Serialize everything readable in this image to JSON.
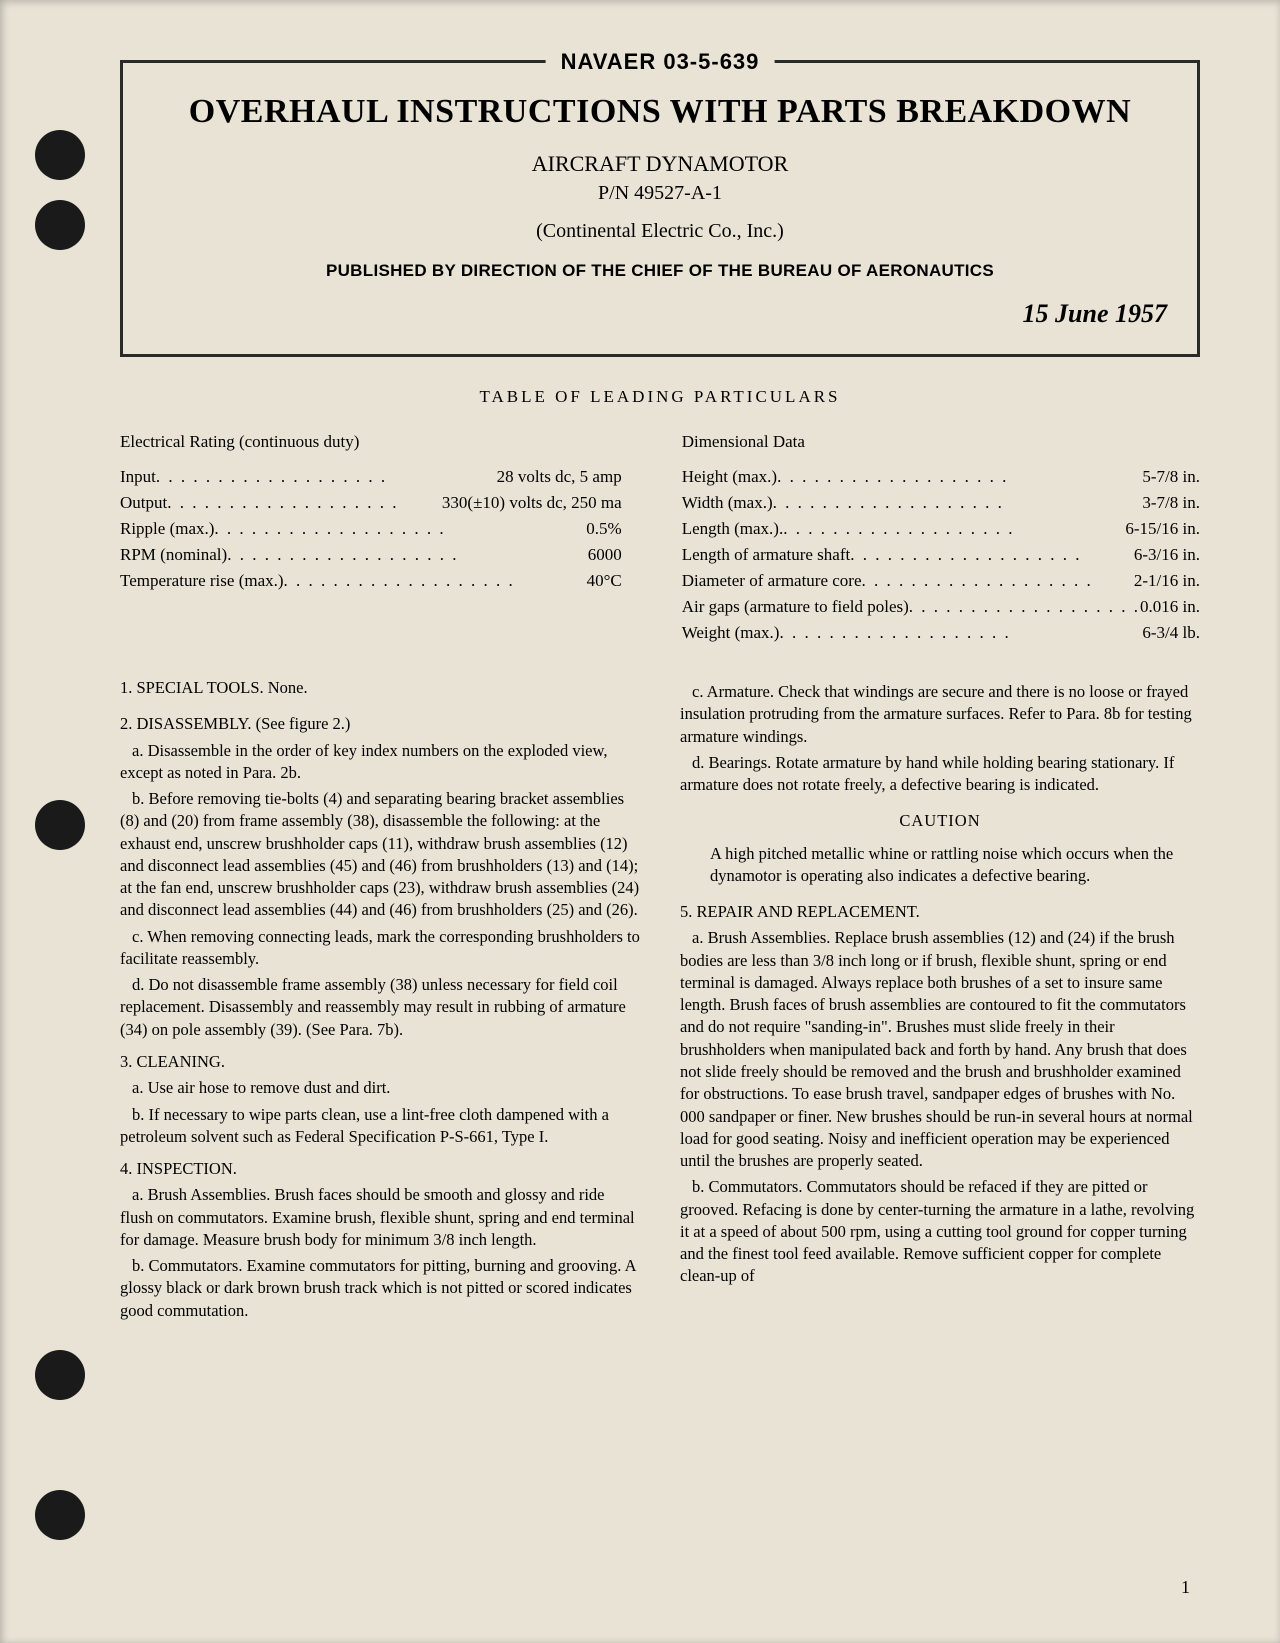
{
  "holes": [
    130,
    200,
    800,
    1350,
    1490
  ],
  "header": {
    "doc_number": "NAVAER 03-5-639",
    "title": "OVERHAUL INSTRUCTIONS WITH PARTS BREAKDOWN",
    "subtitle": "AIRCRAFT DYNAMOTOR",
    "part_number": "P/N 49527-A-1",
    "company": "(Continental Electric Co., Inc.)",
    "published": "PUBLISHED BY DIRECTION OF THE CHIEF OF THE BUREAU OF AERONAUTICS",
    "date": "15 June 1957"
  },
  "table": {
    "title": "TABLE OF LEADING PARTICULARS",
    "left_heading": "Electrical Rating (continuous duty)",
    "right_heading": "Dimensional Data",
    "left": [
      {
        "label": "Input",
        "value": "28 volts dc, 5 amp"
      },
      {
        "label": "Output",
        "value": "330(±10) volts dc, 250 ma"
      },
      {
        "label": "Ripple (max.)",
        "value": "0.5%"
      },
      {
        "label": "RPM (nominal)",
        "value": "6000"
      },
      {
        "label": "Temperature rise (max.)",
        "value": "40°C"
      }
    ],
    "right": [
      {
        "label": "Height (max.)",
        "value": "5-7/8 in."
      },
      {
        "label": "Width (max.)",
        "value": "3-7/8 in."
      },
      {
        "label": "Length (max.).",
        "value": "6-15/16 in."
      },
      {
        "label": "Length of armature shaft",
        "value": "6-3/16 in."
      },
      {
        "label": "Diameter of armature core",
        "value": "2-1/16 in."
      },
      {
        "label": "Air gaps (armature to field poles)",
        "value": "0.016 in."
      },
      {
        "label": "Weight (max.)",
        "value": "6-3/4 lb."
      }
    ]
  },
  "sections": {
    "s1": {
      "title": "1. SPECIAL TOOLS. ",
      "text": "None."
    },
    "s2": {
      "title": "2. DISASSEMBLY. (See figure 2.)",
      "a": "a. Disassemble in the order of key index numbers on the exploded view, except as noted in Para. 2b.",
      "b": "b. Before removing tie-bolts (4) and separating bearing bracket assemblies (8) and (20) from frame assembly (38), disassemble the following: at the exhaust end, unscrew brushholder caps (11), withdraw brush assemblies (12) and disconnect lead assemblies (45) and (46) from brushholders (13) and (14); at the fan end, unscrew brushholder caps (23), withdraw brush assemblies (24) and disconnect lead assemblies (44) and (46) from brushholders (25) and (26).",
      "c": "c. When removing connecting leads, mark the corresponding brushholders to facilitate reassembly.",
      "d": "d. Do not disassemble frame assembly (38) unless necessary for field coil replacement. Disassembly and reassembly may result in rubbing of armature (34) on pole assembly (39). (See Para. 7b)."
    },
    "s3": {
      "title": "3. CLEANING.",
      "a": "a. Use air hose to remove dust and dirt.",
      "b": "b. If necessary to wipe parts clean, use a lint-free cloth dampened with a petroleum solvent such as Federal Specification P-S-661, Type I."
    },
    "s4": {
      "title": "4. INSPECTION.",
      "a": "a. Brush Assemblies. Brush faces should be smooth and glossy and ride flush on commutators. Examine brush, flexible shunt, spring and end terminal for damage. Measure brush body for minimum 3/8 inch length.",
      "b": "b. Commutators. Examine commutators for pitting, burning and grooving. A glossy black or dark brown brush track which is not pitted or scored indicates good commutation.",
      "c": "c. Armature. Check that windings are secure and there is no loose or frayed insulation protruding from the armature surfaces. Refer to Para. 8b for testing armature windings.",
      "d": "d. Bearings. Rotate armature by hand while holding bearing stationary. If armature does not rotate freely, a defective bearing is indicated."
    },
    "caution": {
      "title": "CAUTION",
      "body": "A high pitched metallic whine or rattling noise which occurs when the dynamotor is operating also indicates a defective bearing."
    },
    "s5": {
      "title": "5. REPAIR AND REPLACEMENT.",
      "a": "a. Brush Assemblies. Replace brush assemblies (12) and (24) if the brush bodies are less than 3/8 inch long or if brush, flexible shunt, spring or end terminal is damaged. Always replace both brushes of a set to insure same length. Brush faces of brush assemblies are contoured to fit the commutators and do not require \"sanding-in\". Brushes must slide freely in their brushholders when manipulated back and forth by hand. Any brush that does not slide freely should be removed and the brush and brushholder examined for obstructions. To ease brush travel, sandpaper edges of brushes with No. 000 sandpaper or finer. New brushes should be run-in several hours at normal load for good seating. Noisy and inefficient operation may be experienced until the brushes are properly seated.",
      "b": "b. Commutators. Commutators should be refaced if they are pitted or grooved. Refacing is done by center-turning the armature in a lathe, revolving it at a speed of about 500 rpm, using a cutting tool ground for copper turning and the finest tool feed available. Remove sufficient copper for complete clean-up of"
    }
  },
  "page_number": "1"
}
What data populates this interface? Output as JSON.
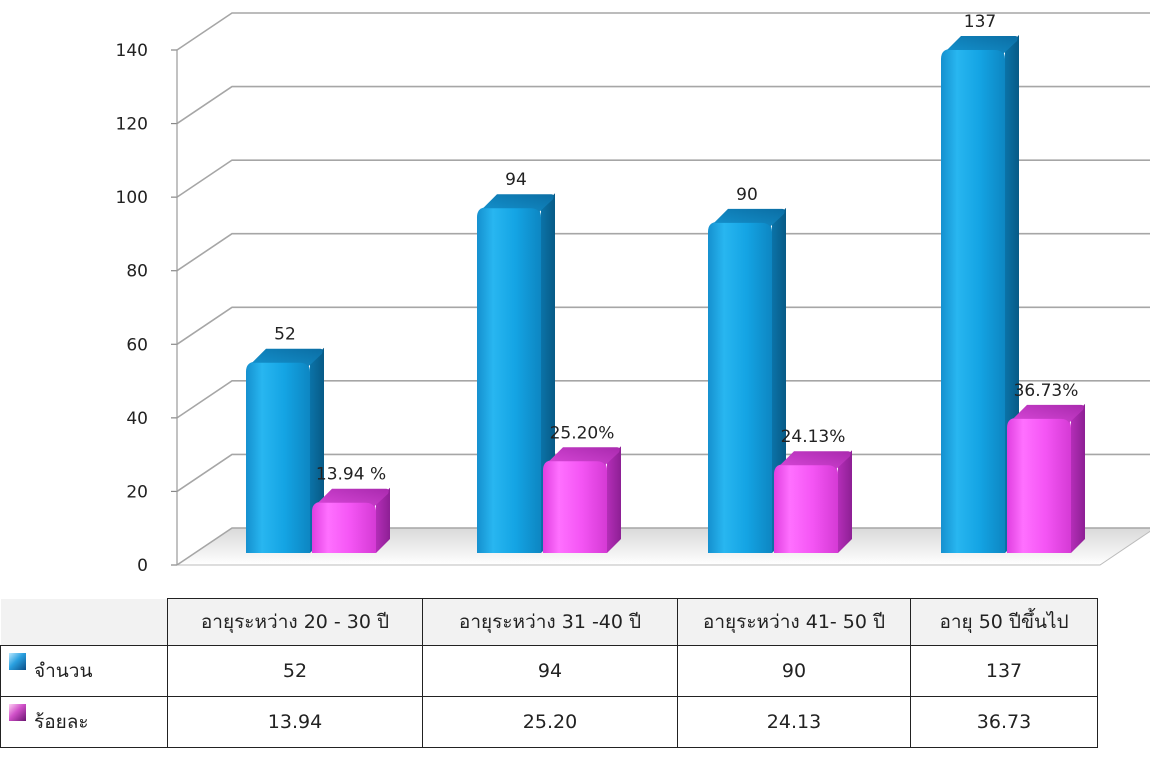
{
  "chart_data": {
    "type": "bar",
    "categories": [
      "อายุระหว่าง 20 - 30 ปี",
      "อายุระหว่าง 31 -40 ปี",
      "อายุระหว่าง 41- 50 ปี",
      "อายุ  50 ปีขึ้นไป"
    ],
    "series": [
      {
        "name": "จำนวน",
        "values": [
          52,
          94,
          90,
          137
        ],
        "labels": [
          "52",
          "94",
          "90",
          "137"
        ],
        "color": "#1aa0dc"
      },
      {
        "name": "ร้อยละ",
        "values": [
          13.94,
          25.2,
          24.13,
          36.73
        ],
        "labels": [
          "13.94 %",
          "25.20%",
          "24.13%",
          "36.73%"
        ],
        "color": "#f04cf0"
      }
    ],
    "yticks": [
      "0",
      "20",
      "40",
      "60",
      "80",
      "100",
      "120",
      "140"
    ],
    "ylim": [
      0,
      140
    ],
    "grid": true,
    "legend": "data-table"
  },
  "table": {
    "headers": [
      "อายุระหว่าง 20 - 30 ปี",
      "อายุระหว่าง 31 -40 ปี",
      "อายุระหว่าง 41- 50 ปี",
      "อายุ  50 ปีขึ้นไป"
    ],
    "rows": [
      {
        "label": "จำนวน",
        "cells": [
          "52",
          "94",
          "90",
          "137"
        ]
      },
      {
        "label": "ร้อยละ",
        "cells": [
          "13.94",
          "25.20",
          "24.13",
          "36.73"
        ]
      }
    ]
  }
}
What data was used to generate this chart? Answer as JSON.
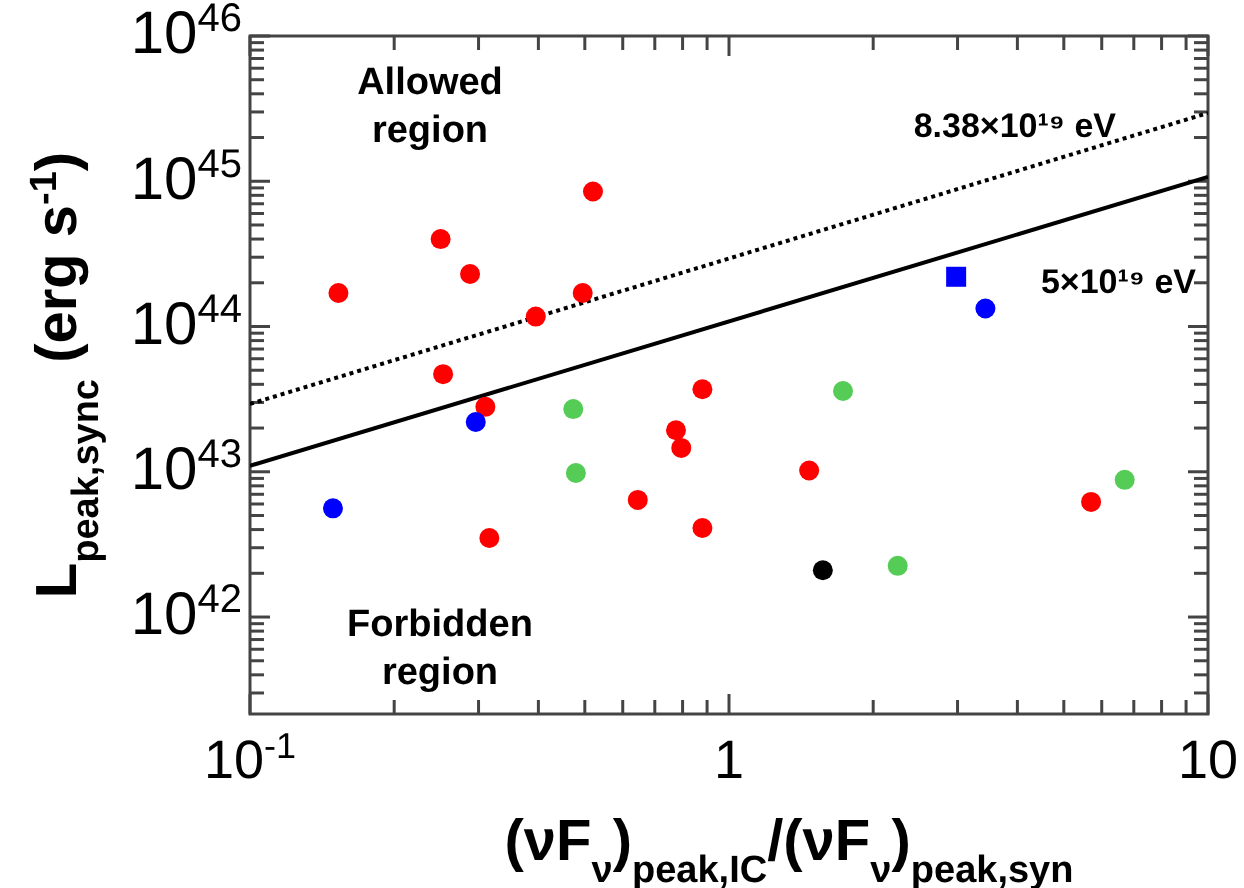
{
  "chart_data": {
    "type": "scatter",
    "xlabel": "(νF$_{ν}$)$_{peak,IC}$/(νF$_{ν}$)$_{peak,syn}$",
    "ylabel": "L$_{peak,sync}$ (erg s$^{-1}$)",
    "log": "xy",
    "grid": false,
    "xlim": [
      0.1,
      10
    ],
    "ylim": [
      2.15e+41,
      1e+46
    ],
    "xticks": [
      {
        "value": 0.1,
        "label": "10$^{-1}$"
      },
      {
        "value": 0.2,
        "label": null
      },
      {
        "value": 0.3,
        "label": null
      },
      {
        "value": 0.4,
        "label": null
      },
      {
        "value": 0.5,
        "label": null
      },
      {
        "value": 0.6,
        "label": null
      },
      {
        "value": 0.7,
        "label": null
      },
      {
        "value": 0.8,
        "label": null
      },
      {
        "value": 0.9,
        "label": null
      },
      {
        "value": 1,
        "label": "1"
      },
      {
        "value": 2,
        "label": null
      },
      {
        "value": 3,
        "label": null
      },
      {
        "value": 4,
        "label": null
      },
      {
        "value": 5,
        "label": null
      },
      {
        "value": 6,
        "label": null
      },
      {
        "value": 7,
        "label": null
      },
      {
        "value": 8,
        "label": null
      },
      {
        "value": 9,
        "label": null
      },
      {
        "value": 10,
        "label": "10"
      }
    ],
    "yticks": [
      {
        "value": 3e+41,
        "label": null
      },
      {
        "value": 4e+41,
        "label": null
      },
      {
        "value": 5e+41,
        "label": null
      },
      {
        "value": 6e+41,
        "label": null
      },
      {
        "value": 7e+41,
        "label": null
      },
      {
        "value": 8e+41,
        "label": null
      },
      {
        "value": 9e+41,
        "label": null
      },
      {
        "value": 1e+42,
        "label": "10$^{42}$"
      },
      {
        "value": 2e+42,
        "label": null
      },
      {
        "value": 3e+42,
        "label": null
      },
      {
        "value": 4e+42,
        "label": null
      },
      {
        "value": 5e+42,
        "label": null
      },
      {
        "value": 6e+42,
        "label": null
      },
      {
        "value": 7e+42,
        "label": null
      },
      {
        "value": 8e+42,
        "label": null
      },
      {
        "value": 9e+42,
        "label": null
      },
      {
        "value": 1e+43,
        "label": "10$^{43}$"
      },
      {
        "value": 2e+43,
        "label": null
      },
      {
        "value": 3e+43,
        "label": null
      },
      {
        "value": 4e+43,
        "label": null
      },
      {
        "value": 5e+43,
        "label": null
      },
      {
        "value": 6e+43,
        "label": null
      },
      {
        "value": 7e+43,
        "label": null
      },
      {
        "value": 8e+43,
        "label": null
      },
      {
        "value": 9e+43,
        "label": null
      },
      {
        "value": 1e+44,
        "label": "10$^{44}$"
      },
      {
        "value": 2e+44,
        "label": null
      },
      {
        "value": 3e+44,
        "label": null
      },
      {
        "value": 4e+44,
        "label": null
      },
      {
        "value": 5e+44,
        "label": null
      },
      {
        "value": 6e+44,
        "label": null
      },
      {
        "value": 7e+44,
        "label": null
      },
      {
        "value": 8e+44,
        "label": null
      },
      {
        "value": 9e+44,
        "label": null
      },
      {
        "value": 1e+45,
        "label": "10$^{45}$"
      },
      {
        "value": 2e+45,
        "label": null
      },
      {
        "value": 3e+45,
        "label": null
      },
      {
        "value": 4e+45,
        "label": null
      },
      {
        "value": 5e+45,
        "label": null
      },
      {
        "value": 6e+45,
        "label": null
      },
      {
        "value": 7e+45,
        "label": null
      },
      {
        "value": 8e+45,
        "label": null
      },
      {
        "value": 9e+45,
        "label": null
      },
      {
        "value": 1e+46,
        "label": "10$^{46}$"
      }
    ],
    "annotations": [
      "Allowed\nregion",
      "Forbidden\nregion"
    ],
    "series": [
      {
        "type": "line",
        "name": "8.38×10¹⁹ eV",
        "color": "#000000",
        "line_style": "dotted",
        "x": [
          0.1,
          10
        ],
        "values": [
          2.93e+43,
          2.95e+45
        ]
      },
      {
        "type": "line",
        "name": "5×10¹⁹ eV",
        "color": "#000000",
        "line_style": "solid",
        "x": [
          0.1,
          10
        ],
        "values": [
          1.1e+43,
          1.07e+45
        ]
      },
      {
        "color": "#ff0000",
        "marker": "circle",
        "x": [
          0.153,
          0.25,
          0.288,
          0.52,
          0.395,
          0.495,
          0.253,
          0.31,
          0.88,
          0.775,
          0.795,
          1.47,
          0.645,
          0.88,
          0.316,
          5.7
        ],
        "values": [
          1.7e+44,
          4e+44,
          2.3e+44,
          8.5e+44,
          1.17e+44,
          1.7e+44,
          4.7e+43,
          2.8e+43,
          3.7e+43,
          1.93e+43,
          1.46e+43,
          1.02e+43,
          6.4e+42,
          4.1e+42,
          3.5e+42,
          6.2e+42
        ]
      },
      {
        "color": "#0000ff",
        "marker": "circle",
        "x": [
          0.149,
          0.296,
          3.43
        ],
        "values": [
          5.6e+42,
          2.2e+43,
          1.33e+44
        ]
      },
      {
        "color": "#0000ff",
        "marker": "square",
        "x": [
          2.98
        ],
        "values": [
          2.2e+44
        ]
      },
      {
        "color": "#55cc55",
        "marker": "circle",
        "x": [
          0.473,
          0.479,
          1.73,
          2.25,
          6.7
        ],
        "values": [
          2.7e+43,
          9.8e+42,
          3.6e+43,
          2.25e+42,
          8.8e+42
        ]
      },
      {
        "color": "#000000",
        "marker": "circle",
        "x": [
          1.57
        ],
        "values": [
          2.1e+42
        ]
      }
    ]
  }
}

★ ★ ★

# EXERCISE REQUIREMENTS:
Gather all lines from the records above in which "reassembly" appears.

# EXERCISE SOLUTION:
      "c": "c. When removing connecting leads, mark the corresponding brushholders to facilitate reassembly.",
      "d": "d. Do not disassemble frame assembly (38) unless necessary for field coil replacement. Disassembly and reassembly may result in rubbing of armature (34) on pole assembly (39). (See Para. 7b)."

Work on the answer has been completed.